Go through the material below line by line and count those containing "Größe". Write the count and nothing more.

════════════════

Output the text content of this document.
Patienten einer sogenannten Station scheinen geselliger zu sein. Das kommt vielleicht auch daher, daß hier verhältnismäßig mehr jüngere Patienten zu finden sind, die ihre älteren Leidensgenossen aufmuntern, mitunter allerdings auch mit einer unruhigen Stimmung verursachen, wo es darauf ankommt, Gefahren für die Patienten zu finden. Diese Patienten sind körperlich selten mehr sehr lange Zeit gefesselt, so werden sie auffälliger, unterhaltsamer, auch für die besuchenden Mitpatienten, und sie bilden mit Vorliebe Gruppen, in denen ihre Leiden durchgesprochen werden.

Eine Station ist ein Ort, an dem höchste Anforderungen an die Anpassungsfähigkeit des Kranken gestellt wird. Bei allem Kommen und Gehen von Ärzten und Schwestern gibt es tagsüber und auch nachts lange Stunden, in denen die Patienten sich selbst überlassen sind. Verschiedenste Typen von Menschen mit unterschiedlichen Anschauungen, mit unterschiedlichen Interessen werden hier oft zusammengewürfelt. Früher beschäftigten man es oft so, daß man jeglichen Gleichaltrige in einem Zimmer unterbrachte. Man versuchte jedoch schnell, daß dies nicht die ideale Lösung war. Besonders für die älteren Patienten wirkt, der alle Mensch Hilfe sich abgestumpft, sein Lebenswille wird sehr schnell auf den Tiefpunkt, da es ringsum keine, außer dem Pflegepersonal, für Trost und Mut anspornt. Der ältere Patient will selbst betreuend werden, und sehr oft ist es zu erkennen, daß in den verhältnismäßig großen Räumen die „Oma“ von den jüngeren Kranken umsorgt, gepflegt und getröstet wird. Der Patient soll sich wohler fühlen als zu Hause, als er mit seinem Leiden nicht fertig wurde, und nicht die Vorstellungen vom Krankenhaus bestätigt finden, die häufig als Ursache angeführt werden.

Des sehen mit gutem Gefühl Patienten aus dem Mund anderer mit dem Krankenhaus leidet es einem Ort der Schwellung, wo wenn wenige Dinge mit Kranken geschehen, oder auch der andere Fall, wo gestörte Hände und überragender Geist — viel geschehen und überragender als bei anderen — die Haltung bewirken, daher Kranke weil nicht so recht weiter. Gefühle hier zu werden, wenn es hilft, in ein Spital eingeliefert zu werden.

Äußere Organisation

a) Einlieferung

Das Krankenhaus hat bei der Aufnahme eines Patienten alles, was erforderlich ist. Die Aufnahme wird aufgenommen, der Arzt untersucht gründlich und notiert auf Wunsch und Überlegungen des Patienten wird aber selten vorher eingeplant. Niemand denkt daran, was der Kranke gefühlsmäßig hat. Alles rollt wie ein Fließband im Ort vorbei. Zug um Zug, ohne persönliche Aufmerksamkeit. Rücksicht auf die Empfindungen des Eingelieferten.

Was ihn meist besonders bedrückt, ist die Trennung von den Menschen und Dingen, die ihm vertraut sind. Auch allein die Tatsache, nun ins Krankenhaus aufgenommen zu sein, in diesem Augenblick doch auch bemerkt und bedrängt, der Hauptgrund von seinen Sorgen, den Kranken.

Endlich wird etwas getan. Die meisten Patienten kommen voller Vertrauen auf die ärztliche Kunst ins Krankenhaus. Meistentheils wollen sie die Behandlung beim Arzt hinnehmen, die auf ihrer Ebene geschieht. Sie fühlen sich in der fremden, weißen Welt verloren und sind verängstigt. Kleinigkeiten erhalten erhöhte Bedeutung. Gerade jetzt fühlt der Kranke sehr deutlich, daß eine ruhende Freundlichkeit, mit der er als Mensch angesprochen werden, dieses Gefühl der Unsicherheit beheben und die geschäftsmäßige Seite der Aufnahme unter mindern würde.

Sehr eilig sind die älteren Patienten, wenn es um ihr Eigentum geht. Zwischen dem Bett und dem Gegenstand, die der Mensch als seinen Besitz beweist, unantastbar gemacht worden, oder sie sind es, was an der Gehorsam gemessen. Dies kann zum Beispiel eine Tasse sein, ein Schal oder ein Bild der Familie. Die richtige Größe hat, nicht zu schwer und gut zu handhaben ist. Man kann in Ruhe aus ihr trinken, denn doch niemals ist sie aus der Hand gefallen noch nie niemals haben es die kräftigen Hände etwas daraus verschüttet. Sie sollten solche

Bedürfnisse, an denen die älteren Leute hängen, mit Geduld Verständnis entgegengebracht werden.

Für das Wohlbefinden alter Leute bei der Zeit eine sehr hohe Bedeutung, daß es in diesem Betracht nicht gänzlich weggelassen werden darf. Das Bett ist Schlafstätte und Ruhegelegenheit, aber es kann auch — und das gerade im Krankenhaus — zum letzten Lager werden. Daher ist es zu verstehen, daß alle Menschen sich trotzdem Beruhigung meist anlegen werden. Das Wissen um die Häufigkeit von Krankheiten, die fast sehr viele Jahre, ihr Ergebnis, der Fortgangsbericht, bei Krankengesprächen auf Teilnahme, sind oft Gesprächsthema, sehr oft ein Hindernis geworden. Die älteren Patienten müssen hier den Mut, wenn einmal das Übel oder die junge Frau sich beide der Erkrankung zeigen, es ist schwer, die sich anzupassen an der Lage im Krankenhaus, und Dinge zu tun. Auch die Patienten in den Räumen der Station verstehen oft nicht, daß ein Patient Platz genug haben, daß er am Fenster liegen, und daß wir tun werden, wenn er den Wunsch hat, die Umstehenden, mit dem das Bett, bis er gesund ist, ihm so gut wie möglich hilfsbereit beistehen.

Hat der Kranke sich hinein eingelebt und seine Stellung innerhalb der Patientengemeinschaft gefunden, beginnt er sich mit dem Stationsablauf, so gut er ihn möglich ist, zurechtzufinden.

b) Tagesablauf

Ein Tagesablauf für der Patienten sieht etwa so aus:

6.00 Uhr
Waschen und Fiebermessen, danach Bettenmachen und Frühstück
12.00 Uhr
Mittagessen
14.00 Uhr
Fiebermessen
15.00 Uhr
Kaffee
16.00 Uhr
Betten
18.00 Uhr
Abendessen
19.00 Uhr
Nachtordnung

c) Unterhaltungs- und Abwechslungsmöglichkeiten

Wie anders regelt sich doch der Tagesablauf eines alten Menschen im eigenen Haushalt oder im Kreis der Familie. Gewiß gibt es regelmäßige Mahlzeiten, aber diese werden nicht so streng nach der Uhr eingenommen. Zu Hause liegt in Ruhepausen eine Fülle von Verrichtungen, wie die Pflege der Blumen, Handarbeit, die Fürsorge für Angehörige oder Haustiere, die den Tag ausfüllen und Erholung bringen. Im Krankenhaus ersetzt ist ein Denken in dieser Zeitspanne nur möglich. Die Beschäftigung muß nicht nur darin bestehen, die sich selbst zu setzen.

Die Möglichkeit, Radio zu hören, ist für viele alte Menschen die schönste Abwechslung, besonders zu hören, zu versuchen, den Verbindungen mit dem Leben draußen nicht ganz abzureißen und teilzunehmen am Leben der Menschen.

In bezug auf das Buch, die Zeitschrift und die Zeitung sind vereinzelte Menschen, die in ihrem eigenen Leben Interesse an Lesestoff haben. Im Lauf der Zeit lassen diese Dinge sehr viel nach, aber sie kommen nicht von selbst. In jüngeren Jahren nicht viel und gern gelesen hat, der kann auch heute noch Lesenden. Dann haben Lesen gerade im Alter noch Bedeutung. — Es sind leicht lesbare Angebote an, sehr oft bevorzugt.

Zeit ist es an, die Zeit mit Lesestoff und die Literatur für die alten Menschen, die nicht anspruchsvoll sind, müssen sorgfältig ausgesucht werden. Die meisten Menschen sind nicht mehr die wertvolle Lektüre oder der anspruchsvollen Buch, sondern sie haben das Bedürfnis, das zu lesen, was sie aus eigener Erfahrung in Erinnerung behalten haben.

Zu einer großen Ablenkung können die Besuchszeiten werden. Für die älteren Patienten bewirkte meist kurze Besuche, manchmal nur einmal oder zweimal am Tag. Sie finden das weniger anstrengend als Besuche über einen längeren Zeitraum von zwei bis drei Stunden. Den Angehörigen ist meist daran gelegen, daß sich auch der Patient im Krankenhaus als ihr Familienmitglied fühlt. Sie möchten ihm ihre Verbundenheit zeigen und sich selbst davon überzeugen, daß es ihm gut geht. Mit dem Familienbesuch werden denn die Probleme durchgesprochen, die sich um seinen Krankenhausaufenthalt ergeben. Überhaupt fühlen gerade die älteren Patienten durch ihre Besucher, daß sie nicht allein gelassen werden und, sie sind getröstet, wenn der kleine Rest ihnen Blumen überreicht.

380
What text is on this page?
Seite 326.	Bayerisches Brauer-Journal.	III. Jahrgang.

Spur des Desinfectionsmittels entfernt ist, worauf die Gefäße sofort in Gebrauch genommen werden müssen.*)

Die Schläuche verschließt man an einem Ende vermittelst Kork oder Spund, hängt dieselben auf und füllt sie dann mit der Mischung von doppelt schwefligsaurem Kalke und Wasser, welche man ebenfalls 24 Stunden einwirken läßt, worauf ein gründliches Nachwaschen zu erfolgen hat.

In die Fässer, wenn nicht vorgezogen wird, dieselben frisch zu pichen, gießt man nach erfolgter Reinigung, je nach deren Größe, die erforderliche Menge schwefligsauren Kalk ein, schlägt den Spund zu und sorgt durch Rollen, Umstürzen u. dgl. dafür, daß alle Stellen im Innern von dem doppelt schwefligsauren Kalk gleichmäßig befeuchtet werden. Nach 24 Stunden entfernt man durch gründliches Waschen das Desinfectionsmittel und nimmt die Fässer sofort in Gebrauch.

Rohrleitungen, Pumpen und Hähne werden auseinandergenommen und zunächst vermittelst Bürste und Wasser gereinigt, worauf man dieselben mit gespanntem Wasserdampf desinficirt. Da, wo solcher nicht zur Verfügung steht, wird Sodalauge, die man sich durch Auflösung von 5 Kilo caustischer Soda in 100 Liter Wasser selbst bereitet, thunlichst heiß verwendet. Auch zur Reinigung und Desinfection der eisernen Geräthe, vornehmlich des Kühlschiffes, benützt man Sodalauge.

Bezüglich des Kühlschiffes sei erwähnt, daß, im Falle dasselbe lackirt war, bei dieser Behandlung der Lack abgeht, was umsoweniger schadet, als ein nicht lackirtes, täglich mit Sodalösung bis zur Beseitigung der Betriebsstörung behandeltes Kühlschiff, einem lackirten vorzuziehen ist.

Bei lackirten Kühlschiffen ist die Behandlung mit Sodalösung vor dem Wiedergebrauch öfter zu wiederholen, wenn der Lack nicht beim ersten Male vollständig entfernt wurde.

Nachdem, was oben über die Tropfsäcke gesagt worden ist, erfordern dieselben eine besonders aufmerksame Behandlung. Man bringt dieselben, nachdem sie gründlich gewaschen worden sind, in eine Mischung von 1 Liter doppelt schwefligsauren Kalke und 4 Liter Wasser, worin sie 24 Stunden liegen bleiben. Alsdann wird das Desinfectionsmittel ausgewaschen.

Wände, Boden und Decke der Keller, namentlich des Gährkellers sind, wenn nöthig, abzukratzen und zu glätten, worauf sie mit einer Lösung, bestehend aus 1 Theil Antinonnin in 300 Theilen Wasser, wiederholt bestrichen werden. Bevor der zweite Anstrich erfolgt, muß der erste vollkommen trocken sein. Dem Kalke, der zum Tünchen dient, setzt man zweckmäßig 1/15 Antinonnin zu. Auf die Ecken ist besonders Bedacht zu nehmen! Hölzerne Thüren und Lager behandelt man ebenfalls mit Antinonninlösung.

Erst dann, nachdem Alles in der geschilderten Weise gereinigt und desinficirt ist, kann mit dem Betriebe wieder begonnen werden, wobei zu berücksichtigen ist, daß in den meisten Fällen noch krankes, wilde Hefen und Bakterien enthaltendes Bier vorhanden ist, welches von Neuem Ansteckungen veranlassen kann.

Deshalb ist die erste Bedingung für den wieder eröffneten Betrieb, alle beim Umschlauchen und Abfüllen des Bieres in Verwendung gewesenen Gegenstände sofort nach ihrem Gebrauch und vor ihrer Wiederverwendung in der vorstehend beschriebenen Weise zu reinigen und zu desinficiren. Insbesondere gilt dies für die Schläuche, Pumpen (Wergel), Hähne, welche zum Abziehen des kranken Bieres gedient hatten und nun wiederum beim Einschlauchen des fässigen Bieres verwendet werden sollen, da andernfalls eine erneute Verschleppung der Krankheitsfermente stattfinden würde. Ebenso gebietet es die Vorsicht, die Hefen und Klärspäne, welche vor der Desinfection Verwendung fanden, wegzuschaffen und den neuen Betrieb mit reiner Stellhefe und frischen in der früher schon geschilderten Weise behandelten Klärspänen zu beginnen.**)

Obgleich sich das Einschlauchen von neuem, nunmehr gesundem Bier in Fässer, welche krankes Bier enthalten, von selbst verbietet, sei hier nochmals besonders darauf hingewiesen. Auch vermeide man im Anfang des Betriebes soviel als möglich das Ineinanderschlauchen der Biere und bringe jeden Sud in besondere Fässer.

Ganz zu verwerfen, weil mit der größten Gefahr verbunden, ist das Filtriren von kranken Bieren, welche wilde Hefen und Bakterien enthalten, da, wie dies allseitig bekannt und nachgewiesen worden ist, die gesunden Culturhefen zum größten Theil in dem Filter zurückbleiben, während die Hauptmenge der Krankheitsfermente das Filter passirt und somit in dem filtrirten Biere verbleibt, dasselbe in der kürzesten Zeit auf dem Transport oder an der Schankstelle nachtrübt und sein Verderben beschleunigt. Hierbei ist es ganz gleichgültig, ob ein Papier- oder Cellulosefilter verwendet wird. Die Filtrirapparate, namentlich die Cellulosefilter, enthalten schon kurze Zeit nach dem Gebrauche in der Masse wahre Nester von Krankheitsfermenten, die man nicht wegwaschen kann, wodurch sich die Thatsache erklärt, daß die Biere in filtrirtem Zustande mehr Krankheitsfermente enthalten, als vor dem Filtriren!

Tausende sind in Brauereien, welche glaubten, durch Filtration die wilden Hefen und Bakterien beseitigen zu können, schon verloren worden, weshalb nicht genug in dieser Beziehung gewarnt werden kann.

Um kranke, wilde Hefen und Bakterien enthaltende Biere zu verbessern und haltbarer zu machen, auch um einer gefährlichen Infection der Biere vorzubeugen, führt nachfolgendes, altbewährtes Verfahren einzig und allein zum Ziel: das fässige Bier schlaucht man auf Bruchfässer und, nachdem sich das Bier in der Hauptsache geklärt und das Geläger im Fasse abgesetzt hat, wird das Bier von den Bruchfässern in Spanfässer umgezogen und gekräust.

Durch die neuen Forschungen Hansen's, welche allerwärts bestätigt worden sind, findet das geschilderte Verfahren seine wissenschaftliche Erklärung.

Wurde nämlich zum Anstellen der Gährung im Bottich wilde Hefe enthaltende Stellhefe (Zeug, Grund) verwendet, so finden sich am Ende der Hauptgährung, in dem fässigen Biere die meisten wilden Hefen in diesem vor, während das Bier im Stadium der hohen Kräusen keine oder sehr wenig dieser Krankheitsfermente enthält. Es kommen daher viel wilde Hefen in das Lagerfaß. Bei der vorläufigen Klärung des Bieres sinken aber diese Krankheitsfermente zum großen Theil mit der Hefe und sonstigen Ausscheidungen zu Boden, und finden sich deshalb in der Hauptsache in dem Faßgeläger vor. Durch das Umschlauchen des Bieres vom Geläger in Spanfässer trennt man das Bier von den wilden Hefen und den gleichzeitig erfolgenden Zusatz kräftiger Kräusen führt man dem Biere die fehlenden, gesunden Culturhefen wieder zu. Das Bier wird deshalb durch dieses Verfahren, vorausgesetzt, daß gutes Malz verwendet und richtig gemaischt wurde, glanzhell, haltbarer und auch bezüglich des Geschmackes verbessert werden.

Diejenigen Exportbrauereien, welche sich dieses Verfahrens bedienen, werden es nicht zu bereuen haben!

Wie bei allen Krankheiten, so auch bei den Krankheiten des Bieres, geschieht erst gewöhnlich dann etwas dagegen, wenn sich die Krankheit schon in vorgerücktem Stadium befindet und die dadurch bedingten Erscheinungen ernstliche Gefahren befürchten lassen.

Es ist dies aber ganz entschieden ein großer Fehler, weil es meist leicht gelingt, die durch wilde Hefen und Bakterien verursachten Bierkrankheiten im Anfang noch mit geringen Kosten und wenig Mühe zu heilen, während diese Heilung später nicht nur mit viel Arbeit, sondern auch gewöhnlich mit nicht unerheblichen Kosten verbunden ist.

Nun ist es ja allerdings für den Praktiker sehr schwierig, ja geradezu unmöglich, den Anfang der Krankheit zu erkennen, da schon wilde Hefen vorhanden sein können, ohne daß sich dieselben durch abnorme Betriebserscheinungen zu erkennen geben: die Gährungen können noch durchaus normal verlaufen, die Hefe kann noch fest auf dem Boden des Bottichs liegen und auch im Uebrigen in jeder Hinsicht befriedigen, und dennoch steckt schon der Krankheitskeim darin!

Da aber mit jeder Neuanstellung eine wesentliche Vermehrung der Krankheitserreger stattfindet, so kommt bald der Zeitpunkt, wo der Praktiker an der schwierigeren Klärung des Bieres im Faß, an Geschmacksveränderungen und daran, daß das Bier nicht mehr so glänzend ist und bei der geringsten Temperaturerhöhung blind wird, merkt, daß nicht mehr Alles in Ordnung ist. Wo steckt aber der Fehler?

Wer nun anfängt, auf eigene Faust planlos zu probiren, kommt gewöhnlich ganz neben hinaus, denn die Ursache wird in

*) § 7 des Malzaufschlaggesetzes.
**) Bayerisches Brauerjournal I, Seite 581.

════════════════

## ANSWER SPACE
2